◆ **WHAT THE TASK REQUIRES**: Scan the data that follows and count the lines with the string "phone"; answer with the count alone.

** Begin DATA PROVIDED **

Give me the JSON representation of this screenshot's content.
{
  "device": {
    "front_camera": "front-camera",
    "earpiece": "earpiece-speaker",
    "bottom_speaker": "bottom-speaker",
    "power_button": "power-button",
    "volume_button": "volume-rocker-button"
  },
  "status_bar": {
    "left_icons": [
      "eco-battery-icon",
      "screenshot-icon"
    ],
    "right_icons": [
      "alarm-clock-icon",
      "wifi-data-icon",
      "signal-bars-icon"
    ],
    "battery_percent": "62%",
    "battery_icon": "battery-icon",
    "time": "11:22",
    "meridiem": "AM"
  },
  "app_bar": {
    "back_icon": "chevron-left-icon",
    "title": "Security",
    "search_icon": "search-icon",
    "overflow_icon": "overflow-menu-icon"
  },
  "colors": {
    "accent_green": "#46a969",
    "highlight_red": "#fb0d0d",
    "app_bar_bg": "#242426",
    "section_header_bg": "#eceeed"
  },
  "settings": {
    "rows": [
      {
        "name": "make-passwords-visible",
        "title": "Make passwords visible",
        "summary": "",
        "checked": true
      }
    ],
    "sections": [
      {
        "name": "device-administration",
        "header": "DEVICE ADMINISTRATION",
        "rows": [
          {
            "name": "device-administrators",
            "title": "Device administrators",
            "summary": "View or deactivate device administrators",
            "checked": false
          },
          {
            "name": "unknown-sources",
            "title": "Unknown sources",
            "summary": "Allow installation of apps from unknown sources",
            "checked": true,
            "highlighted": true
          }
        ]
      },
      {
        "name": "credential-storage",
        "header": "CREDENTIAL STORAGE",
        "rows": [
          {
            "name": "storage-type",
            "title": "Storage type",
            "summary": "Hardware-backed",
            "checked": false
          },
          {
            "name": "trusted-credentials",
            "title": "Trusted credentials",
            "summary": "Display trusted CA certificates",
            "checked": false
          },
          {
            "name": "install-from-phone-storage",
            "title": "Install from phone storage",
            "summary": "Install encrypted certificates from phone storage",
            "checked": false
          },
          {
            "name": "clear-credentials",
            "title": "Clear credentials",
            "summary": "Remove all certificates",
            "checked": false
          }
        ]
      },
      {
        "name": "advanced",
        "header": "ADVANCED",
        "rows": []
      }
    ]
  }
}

** End DATA PROVIDED **
** Begin DATA PROVIDED **

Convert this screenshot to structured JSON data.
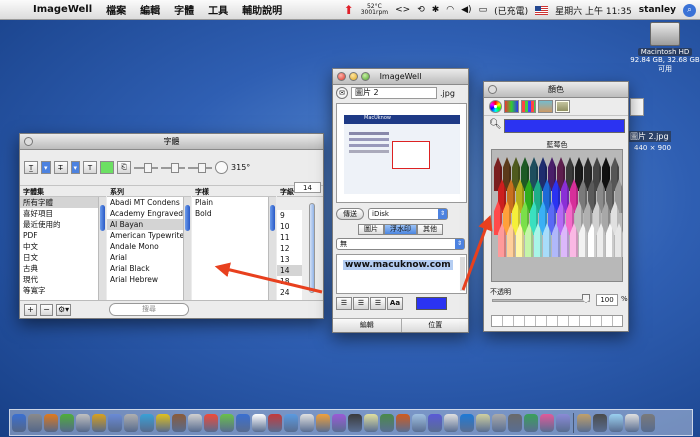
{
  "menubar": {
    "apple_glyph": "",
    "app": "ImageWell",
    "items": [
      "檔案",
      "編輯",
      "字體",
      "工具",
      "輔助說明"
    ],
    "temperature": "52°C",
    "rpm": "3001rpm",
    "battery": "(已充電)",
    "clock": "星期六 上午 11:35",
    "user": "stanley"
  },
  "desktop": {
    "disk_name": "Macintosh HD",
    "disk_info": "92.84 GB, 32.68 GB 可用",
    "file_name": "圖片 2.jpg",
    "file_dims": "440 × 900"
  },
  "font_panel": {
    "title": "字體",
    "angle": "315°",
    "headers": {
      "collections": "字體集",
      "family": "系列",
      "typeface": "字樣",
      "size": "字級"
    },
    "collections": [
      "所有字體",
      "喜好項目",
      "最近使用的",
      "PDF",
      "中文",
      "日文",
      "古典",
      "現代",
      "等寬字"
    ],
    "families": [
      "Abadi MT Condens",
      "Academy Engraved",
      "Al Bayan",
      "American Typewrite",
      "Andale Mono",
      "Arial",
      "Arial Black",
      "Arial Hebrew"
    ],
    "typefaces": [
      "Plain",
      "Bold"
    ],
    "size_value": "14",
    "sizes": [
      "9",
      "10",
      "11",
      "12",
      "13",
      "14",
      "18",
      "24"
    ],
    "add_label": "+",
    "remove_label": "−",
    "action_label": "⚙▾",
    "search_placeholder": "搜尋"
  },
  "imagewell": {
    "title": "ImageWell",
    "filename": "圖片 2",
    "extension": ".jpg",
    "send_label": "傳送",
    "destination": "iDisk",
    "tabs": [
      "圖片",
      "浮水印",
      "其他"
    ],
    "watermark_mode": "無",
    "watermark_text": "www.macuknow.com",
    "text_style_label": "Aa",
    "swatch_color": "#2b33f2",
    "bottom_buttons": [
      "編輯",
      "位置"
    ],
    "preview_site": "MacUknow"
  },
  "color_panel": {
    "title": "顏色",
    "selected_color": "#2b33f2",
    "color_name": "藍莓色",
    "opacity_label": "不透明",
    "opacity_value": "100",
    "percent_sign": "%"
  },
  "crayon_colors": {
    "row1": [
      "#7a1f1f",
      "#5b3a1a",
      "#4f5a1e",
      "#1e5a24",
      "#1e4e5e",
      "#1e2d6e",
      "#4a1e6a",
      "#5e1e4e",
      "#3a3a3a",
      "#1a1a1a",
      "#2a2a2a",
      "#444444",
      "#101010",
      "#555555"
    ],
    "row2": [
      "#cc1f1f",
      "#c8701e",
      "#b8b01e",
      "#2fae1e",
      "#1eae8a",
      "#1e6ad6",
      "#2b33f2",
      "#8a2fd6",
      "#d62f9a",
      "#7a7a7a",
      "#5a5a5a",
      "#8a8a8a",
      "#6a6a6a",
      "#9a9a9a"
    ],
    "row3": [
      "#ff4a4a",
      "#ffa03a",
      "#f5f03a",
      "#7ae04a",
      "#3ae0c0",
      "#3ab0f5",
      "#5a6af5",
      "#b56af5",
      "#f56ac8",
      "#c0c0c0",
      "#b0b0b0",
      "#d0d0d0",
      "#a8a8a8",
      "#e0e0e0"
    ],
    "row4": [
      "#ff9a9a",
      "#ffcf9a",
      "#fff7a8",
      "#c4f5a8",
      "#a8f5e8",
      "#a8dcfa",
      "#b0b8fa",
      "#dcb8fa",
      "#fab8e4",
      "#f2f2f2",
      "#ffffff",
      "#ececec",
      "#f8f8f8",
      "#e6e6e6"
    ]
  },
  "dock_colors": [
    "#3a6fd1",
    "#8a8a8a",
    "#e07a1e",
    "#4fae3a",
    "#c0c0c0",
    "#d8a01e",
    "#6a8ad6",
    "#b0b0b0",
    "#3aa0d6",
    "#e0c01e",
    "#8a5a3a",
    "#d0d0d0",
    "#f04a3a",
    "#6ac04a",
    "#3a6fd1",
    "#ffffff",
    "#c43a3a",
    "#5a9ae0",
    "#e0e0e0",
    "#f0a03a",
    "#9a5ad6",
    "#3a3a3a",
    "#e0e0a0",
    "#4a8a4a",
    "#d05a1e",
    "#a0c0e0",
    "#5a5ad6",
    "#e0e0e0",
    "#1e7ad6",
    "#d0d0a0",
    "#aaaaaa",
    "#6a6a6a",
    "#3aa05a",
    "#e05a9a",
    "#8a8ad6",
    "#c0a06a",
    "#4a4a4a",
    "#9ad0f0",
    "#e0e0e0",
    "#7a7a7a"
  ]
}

** End DATA PROVIDED **
** Begin DATA PROVIDED **

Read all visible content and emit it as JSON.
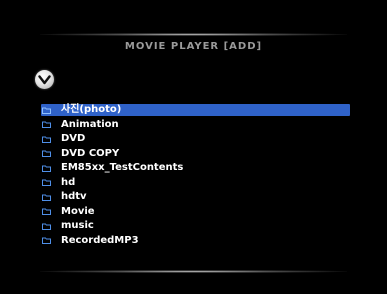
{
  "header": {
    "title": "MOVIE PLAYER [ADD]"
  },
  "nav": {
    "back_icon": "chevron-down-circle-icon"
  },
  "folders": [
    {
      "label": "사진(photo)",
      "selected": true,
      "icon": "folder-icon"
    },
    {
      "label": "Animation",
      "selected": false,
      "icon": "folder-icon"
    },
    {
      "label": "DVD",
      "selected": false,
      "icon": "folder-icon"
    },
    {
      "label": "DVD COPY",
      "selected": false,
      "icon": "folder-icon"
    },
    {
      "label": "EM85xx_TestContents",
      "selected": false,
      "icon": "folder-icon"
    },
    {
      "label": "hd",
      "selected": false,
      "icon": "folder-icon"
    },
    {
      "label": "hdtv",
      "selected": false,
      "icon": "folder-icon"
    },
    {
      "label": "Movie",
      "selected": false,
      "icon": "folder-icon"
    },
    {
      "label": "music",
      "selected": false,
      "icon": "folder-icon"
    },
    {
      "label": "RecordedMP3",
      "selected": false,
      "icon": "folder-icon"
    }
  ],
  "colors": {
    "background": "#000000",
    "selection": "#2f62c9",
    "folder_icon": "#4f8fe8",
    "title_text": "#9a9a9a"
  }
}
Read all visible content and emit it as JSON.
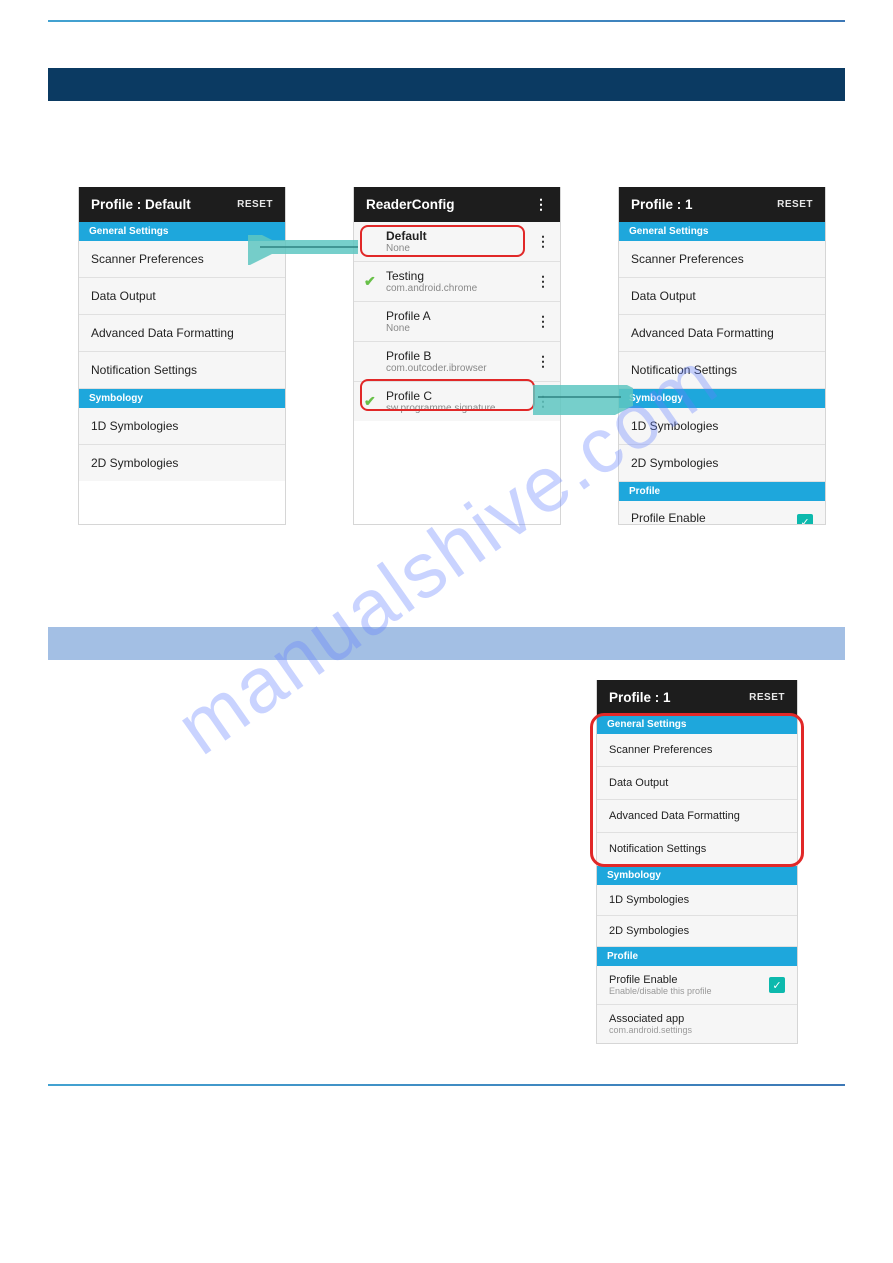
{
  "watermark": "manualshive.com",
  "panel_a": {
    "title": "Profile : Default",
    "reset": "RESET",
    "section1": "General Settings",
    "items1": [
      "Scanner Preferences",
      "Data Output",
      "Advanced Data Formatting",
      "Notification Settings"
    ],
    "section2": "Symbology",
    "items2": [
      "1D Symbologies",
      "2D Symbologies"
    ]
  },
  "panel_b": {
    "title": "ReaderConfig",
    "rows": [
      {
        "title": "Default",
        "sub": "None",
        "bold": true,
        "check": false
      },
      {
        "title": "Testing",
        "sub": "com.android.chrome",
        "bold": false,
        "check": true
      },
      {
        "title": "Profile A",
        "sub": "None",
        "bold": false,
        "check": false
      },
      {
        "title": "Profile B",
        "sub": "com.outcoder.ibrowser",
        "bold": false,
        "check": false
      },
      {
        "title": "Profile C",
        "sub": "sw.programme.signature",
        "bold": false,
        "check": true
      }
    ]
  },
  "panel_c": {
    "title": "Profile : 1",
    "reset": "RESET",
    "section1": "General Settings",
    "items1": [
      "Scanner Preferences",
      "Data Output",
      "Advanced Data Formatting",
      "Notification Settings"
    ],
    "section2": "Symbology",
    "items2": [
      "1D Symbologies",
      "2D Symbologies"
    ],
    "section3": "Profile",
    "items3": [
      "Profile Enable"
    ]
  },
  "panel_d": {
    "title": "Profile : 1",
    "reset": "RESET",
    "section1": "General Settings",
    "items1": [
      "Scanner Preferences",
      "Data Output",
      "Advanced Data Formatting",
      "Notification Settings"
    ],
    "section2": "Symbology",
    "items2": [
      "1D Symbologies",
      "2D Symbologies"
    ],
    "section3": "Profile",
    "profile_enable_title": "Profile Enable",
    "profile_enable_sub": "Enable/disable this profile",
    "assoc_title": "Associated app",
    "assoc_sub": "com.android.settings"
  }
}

** End DATA PROVIDED **

◆ **EXERCISE SOLUTION**: 3